WHAT THE TASK ASKS =>
Each entry must be given again exactly; images do not belong in the copy.

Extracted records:
☆ ☆ ☆ ☆ ☆

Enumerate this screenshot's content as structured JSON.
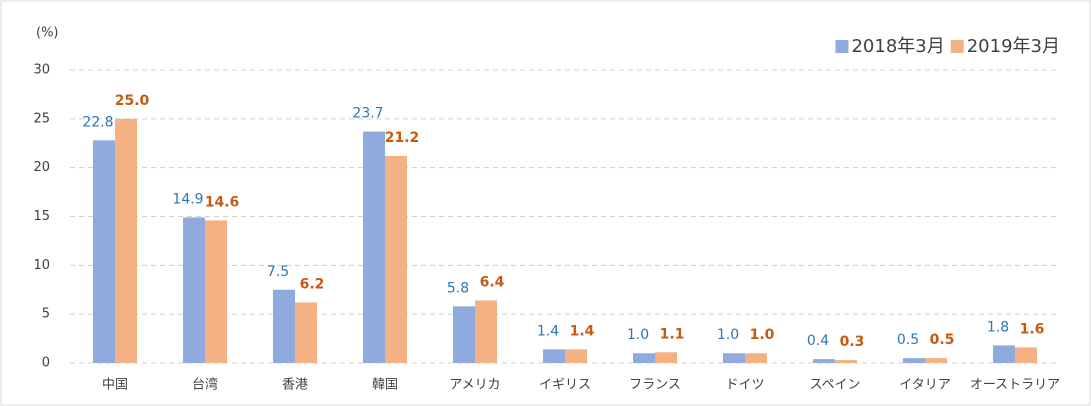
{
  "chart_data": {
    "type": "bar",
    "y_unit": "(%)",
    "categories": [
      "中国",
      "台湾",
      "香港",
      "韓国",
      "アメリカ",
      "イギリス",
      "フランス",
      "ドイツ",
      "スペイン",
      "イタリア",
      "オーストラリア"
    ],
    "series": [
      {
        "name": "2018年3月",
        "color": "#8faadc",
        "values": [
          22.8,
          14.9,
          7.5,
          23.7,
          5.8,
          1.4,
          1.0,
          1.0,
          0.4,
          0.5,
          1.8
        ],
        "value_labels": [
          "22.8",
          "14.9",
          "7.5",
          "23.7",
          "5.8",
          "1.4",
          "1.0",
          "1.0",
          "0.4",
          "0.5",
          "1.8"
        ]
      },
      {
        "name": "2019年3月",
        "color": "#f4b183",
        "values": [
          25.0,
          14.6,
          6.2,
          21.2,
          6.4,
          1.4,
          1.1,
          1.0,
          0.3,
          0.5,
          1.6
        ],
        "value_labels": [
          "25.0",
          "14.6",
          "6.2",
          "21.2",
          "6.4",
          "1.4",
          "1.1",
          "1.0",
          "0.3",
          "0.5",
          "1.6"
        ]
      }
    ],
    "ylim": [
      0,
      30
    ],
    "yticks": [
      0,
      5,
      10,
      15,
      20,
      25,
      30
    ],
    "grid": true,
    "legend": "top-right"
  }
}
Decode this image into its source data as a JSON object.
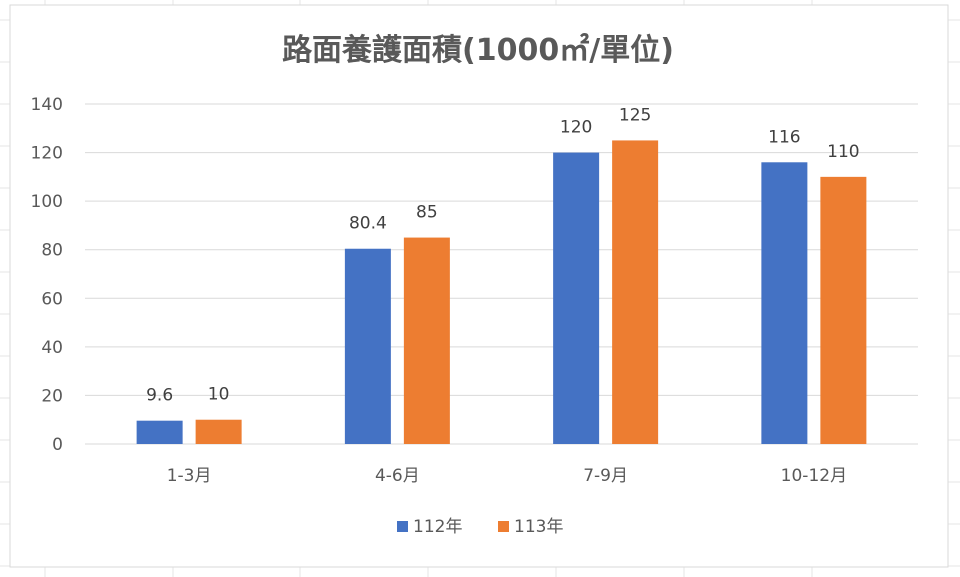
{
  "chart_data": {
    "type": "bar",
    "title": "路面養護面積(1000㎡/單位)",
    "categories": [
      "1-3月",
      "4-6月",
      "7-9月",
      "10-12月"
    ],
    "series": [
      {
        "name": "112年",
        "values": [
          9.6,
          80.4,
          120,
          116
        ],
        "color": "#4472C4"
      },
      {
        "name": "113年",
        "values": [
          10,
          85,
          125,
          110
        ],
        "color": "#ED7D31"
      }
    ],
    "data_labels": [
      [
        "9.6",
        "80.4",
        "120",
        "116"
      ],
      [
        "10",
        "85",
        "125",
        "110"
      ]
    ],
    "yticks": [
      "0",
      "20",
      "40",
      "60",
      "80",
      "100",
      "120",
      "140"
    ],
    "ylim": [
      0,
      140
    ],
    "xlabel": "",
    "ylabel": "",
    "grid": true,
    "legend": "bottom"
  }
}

☆ ☆ ☆ ☆ ☆

SOLUTION BELOW =>
Enumerate this screenshot's content as structured JSON.
{
  "chart_data": {
    "type": "bar",
    "y_unit": "(%)",
    "categories": [
      "中国",
      "台湾",
      "香港",
      "韓国",
      "アメリカ",
      "イギリス",
      "フランス",
      "ドイツ",
      "スペイン",
      "イタリア",
      "オーストラリア"
    ],
    "series": [
      {
        "name": "2018年3月",
        "color": "#8faadc",
        "values": [
          22.8,
          14.9,
          7.5,
          23.7,
          5.8,
          1.4,
          1.0,
          1.0,
          0.4,
          0.5,
          1.8
        ],
        "value_labels": [
          "22.8",
          "14.9",
          "7.5",
          "23.7",
          "5.8",
          "1.4",
          "1.0",
          "1.0",
          "0.4",
          "0.5",
          "1.8"
        ]
      },
      {
        "name": "2019年3月",
        "color": "#f4b183",
        "values": [
          25.0,
          14.6,
          6.2,
          21.2,
          6.4,
          1.4,
          1.1,
          1.0,
          0.3,
          0.5,
          1.6
        ],
        "value_labels": [
          "25.0",
          "14.6",
          "6.2",
          "21.2",
          "6.4",
          "1.4",
          "1.1",
          "1.0",
          "0.3",
          "0.5",
          "1.6"
        ]
      }
    ],
    "ylim": [
      0,
      30
    ],
    "yticks": [
      0,
      5,
      10,
      15,
      20,
      25,
      30
    ],
    "grid": true,
    "legend": "top-right"
  }
}
Decode this image into its source data as a JSON object.
{
  "chart_data": {
    "type": "bar",
    "title": "路面養護面積(1000㎡/單位)",
    "categories": [
      "1-3月",
      "4-6月",
      "7-9月",
      "10-12月"
    ],
    "series": [
      {
        "name": "112年",
        "values": [
          9.6,
          80.4,
          120,
          116
        ],
        "color": "#4472C4"
      },
      {
        "name": "113年",
        "values": [
          10,
          85,
          125,
          110
        ],
        "color": "#ED7D31"
      }
    ],
    "data_labels": [
      [
        "9.6",
        "80.4",
        "120",
        "116"
      ],
      [
        "10",
        "85",
        "125",
        "110"
      ]
    ],
    "yticks": [
      "0",
      "20",
      "40",
      "60",
      "80",
      "100",
      "120",
      "140"
    ],
    "ylim": [
      0,
      140
    ],
    "xlabel": "",
    "ylabel": "",
    "grid": true,
    "legend": "bottom"
  }
}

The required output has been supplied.